(Dataset rows about figures)
========

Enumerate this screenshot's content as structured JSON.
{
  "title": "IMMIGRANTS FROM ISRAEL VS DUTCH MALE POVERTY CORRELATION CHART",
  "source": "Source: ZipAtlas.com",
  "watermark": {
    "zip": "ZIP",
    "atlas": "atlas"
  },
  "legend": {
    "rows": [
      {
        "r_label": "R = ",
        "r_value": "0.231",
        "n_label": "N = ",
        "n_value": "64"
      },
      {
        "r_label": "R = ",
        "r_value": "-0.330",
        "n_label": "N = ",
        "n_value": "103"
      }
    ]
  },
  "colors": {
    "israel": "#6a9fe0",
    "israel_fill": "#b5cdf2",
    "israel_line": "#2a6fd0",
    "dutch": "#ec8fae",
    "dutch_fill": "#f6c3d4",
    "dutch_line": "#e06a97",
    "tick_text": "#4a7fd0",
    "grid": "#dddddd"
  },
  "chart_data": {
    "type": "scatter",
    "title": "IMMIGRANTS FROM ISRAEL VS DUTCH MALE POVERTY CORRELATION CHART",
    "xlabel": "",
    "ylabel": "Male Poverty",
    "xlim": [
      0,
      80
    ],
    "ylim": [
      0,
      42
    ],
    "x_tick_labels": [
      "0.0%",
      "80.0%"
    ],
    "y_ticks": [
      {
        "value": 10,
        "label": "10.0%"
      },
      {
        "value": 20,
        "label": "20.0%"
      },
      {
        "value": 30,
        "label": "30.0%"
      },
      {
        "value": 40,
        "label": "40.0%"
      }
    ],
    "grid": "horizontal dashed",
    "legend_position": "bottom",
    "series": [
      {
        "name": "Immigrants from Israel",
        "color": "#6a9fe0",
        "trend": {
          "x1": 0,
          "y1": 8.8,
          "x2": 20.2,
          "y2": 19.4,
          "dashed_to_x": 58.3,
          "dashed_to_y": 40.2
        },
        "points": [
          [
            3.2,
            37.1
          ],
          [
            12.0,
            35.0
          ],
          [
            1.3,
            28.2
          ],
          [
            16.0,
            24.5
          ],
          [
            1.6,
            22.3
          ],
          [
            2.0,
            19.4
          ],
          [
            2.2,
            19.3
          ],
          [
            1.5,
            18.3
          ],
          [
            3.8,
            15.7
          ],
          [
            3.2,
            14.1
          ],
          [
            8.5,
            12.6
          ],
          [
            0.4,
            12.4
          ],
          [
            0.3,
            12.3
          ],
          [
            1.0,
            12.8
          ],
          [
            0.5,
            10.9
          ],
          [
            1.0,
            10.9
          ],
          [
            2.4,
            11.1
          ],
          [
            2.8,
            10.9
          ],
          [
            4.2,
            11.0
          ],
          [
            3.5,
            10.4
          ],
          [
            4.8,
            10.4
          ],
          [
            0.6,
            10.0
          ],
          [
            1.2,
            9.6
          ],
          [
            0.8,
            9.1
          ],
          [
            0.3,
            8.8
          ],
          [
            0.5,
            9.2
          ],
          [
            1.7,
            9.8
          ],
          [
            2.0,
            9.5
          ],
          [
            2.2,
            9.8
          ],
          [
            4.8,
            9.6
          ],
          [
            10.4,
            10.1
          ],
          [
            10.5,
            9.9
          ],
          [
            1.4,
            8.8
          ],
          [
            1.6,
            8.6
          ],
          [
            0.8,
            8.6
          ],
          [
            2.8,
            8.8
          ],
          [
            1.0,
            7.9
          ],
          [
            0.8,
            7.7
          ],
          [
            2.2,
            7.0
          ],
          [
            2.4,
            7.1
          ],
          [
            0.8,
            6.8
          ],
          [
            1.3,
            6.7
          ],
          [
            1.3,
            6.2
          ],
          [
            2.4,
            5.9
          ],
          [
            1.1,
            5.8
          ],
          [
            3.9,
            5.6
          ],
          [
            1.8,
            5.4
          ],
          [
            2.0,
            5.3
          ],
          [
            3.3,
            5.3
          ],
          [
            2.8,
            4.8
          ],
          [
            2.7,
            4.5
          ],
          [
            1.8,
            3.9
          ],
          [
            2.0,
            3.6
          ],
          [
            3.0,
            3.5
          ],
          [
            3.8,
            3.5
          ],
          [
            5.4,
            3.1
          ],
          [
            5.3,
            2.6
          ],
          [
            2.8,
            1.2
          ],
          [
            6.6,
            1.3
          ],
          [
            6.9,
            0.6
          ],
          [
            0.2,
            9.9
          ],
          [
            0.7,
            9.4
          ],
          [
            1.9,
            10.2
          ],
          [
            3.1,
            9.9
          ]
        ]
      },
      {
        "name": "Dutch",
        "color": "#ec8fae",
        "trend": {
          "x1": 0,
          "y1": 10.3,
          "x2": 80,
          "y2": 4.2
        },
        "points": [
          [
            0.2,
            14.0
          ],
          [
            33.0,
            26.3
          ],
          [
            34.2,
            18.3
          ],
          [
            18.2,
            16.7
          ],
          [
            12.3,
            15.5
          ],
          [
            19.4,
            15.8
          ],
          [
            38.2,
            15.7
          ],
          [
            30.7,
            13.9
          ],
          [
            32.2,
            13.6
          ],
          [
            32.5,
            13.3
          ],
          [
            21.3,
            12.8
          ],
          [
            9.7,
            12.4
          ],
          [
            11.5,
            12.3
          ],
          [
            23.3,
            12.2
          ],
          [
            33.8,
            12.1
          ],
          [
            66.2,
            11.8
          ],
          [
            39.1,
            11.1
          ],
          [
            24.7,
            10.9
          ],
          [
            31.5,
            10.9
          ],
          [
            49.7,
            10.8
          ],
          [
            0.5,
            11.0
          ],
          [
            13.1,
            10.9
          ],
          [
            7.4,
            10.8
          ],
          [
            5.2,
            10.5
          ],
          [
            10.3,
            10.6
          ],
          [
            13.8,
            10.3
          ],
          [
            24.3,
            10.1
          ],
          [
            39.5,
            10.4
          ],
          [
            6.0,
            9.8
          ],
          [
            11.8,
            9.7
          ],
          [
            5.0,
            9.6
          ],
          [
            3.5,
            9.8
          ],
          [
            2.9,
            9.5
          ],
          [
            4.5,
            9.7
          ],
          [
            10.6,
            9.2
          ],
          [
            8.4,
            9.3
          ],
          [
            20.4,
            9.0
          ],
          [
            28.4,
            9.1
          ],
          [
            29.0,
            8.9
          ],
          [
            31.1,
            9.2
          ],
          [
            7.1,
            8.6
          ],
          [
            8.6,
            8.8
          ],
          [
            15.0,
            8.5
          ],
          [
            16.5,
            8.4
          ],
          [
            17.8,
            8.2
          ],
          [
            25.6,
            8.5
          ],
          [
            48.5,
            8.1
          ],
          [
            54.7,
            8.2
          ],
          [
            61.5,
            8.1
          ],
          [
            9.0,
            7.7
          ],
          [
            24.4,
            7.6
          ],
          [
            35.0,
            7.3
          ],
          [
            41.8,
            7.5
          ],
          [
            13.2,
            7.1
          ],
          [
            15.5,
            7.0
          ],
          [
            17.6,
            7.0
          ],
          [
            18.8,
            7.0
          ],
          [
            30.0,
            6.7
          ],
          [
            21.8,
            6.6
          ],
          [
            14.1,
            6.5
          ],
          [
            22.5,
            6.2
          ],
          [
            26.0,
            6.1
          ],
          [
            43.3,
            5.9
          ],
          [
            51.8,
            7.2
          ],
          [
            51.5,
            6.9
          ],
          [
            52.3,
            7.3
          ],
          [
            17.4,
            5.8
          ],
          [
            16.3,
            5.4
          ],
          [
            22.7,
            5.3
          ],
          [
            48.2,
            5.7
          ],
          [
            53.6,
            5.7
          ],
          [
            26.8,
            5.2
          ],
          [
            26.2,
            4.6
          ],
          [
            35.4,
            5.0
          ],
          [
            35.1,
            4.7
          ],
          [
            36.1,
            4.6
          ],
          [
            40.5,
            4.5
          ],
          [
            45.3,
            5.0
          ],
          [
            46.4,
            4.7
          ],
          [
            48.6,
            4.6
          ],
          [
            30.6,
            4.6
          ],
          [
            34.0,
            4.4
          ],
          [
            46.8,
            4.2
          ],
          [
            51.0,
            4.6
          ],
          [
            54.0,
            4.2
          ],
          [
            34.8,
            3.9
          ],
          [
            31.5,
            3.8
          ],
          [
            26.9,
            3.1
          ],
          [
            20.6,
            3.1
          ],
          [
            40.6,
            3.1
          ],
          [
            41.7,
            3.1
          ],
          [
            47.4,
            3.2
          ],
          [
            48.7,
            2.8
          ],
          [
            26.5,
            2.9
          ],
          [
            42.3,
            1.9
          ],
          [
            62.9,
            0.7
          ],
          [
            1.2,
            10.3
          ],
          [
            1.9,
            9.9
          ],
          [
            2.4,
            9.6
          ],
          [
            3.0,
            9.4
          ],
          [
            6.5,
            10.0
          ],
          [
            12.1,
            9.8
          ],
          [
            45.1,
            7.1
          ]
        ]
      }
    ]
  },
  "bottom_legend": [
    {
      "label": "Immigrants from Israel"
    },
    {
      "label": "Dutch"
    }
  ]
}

========

Task instructions - Identify the lines of the entries containing the string "name". Copy each such line.

Result of the exercise -
        "name": "Immigrants from Israel",
        "name": "Dutch",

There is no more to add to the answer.